-- Entries supplied start --

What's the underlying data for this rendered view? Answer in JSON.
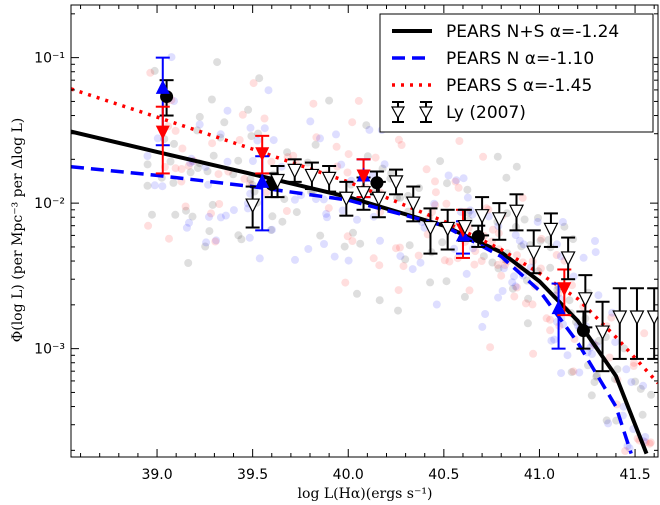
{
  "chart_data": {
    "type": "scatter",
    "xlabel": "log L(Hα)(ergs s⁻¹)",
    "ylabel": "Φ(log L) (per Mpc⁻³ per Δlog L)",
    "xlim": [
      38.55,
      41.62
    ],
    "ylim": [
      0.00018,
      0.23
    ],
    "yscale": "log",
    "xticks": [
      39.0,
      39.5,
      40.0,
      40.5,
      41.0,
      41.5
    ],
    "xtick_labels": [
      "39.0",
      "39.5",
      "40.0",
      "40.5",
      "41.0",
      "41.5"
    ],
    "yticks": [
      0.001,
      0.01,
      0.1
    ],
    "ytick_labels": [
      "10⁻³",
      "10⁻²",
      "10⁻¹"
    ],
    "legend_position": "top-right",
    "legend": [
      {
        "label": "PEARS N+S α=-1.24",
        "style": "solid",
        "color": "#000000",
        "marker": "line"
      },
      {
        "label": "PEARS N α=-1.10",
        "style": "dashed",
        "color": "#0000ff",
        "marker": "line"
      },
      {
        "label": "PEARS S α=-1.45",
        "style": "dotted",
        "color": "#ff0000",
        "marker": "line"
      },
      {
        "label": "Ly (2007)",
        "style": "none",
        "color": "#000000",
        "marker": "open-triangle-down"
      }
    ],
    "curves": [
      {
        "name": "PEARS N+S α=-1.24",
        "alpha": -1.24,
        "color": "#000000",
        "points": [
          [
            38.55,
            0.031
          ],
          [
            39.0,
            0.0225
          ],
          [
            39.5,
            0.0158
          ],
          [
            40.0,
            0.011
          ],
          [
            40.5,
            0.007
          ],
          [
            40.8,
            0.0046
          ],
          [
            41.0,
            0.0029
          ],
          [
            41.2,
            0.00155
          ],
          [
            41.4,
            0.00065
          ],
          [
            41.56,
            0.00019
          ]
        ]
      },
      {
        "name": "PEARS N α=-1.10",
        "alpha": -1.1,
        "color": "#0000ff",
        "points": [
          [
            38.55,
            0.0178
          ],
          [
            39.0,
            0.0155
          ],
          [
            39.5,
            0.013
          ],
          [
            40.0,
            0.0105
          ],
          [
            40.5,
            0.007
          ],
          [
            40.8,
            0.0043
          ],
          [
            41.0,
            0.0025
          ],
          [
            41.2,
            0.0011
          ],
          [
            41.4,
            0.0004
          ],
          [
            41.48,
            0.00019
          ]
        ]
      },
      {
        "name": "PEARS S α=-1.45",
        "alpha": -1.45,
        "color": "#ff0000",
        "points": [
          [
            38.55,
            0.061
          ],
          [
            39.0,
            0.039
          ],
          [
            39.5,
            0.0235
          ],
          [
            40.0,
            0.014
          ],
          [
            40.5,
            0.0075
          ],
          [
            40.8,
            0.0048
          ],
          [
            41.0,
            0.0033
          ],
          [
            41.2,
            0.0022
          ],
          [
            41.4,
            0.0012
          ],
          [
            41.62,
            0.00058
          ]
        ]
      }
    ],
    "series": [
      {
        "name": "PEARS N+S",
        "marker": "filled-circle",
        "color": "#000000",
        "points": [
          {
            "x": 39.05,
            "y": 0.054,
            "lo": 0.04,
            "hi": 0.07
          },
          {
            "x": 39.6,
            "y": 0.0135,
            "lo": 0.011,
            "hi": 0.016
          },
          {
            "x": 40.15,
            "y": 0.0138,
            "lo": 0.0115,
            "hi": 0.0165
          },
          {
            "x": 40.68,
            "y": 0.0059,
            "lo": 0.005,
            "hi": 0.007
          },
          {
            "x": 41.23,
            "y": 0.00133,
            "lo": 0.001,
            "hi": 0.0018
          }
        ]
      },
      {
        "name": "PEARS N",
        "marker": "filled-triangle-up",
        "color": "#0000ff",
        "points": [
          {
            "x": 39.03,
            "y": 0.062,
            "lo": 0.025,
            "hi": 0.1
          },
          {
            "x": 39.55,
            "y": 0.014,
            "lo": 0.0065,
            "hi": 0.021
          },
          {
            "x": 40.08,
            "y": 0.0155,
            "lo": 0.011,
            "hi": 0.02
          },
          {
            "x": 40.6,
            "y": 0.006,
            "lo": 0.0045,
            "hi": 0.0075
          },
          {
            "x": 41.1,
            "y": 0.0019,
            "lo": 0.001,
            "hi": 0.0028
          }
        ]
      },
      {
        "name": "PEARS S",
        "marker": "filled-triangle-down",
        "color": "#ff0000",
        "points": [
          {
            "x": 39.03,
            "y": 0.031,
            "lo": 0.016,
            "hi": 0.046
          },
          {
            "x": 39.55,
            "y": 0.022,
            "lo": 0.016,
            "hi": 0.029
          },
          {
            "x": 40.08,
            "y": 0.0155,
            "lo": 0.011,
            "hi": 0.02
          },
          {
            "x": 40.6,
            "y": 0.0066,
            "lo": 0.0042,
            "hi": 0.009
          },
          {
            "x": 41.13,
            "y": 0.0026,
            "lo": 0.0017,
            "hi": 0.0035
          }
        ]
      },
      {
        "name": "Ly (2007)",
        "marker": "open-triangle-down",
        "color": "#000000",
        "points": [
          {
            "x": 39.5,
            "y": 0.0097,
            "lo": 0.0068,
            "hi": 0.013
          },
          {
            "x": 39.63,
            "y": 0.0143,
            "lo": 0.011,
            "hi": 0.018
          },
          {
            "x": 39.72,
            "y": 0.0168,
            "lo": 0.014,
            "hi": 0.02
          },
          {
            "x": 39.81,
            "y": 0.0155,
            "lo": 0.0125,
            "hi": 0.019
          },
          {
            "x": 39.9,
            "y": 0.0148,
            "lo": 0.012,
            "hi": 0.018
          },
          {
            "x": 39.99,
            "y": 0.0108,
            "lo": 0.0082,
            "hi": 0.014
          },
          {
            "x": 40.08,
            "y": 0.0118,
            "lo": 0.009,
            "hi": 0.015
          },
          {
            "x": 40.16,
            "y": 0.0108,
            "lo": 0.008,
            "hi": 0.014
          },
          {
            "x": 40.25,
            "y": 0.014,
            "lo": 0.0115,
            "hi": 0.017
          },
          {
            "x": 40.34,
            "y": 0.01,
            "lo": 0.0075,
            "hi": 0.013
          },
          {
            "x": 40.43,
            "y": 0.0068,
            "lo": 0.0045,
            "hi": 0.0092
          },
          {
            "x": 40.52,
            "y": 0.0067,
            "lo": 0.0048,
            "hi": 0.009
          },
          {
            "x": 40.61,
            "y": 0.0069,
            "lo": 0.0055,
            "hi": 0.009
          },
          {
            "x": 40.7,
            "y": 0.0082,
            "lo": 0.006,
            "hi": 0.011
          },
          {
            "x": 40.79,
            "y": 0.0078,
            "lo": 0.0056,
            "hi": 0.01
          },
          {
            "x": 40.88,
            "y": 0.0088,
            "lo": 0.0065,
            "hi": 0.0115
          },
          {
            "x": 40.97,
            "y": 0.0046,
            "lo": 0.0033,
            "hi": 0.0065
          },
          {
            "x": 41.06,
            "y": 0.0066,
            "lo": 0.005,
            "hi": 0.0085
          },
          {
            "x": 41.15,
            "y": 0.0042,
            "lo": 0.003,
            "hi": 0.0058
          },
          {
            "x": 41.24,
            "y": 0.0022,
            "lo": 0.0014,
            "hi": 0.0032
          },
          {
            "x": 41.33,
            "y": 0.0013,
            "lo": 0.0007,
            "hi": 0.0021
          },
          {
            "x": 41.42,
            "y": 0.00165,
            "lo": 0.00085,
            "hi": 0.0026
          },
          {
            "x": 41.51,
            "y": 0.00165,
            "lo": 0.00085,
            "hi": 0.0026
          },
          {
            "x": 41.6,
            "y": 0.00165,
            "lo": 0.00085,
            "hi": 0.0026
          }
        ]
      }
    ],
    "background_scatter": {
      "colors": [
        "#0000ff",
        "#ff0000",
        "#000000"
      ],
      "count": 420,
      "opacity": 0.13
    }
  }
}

-- Entries supplied end --

**What you should do:** State the count of lines that contain the string "marker". Nothing else is needed.

**Full answer:** 8